Search the material for the string "page", then return every line where it is found.

[Excerpt from a dataset]
▼
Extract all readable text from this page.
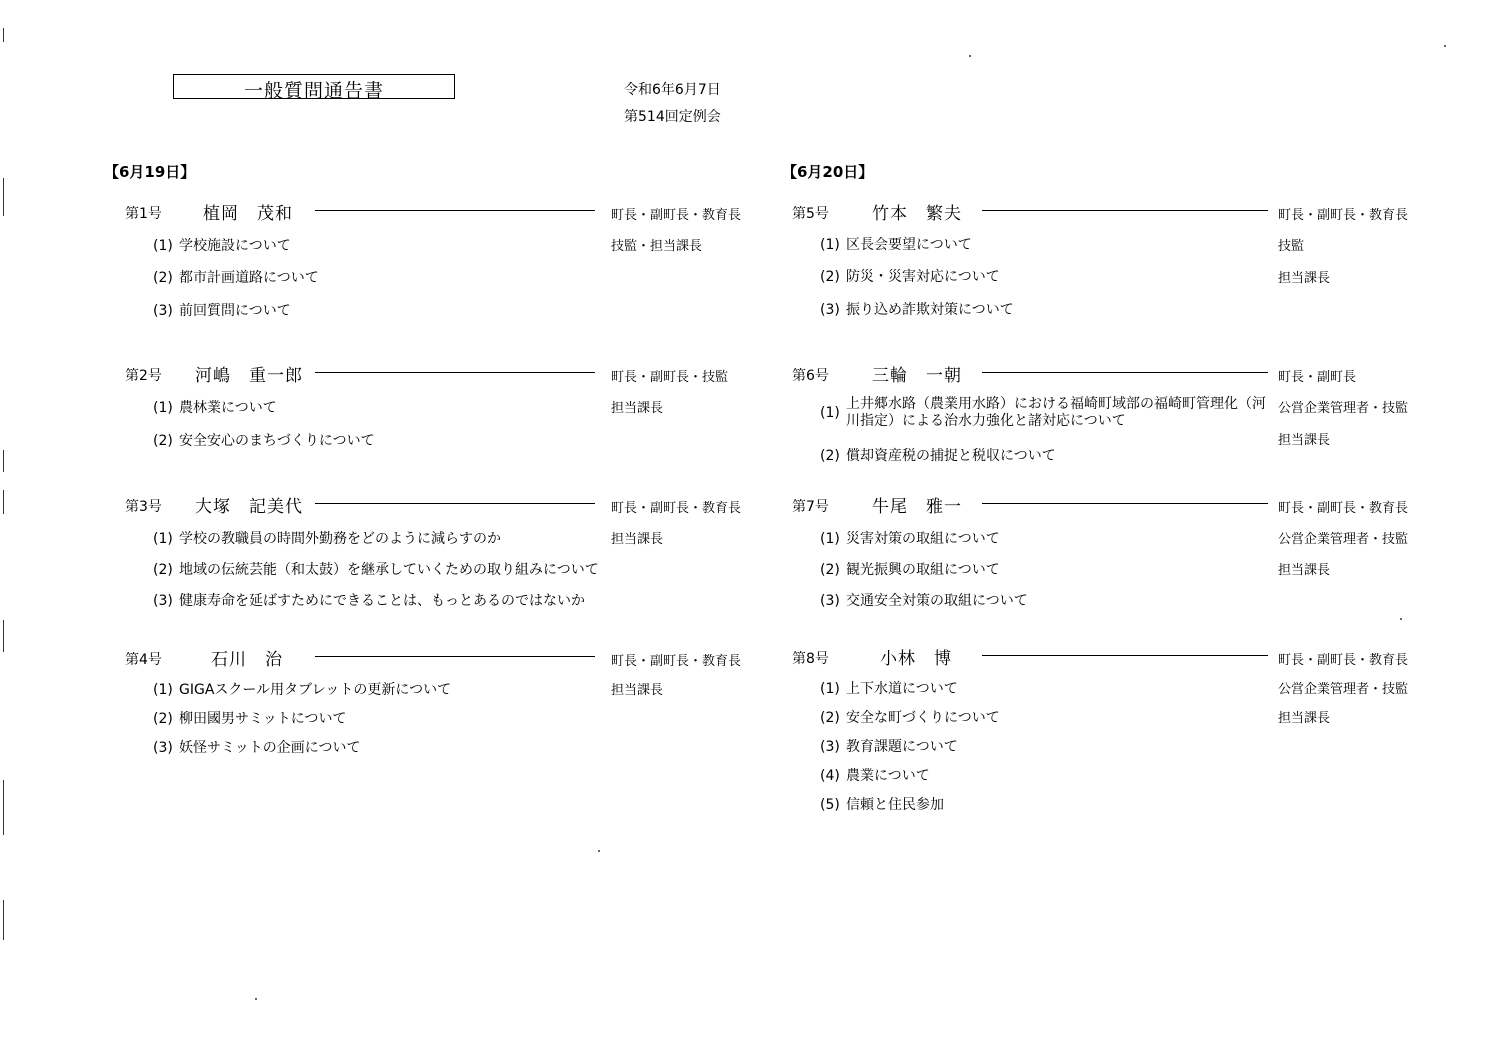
一般質問通告書	令和6年6月7日
第514回定例会
【6月19日】
第1号 植岡　茂和	町長・副町長・教育長
技監・担当課長
(1) 学校施設について
(2) 都市計画道路について
(3) 前回質問について
第2号 河嶋　重一郎	町長・副町長・技監
担当課長
(1) 農林業について
(2) 安全安心のまちづくりについて
第3号 大塚　記美代	町長・副町長・教育長
担当課長
(1) 学校の教職員の時間外勤務をどのように減らすのか
(2) 地域の伝統芸能（和太鼓）を継承していくための取り組みについて
(3) 健康寿命を延ばすためにできることは、もっとあるのではないか
第4号	石川　治	町長・副町長・教育長
担当課長
(1) GIGAスクール用タブレットの更新について
(2) 柳田國男サミットについて
(3) 妖怪サミットの企画について
【6月20日】
第5号	竹本　繁夫	町長・副町長・教育長
技監
担当課長
(1) 区長会要望について
(2) 防災・災害対応について
(3) 振り込め詐欺対策について
第6号	三輪　一朝	町長・副町長
公営企業管理者・技監
担当課長
(1)
上井郷水路（農業用水路）における福崎町域部の福崎町管理化（河川指定）による治水力強化と諸対応について
(2) 償却資産税の捕捉と税収について
第7号	牛尾　雅一	町長・副町長・教育長
公営企業管理者・技監
担当課長
(1) 災害対策の取組について
(2) 観光振興の取組について
(3) 交通安全対策の取組について
第8号	小林　博	町長・副町長・教育長
公営企業管理者・技監
担当課長
(1) 上下水道について
(2) 安全な町づくりについて
(3) 教育課題について
(4) 農業について
(5) 信頼と住民参加
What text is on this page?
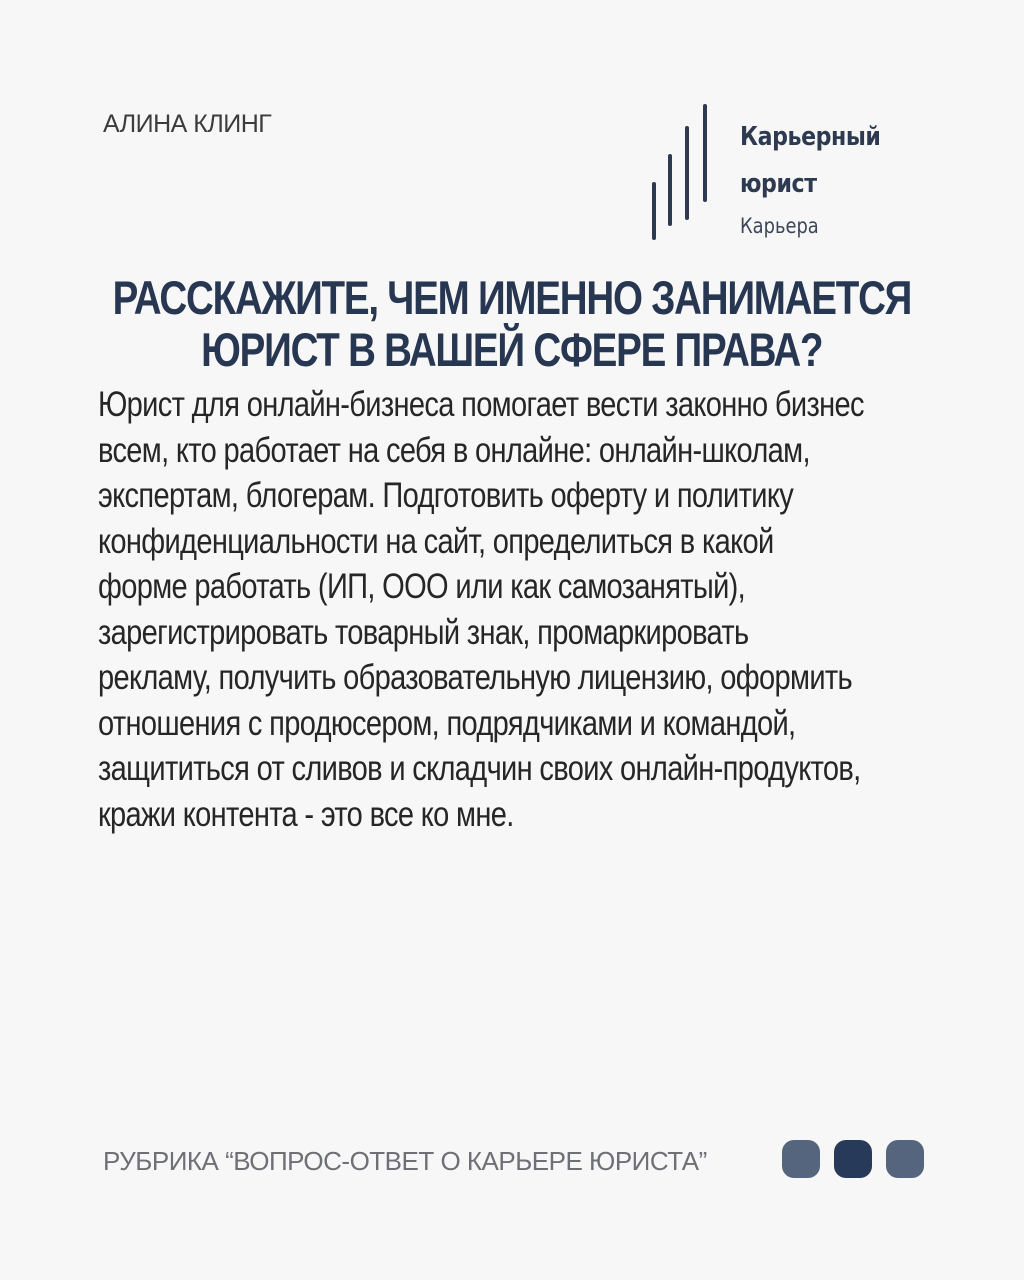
АЛИНА КЛИНГ	Карьерный
юрист
Карьера
РАССКАЖИТЕ, ЧЕМ ИМЕННО ЗАНИМАЕТСЯ
ЮРИСТ В ВАШЕЙ СФЕРЕ ПРАВА?
Юрист для онлайн-бизнеса помогает вести законно бизнес
всем, кто работает на себя в онлайне: онлайн-школам,
экспертам, блогерам. Подготовить оферту и политику
конфиденциальности на сайт, определиться в какой
форме работать (ИП, ООО или как самозанятый),
зарегистрировать товарный знак, промаркировать
рекламу, получить образовательную лицензию, оформить
отношения с продюсером, подрядчиками и командой,
защититься от сливов и складчин своих онлайн-продуктов,
кражи контента - это все ко мне.
РУБРИКА “ВОПРОС-ОТВЕТ О КАРЬЕРЕ ЮРИСТА”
▲
§ **ANSWER FOR THIS EXERCISE**
Extract all readable text from this page.
What text is on this page?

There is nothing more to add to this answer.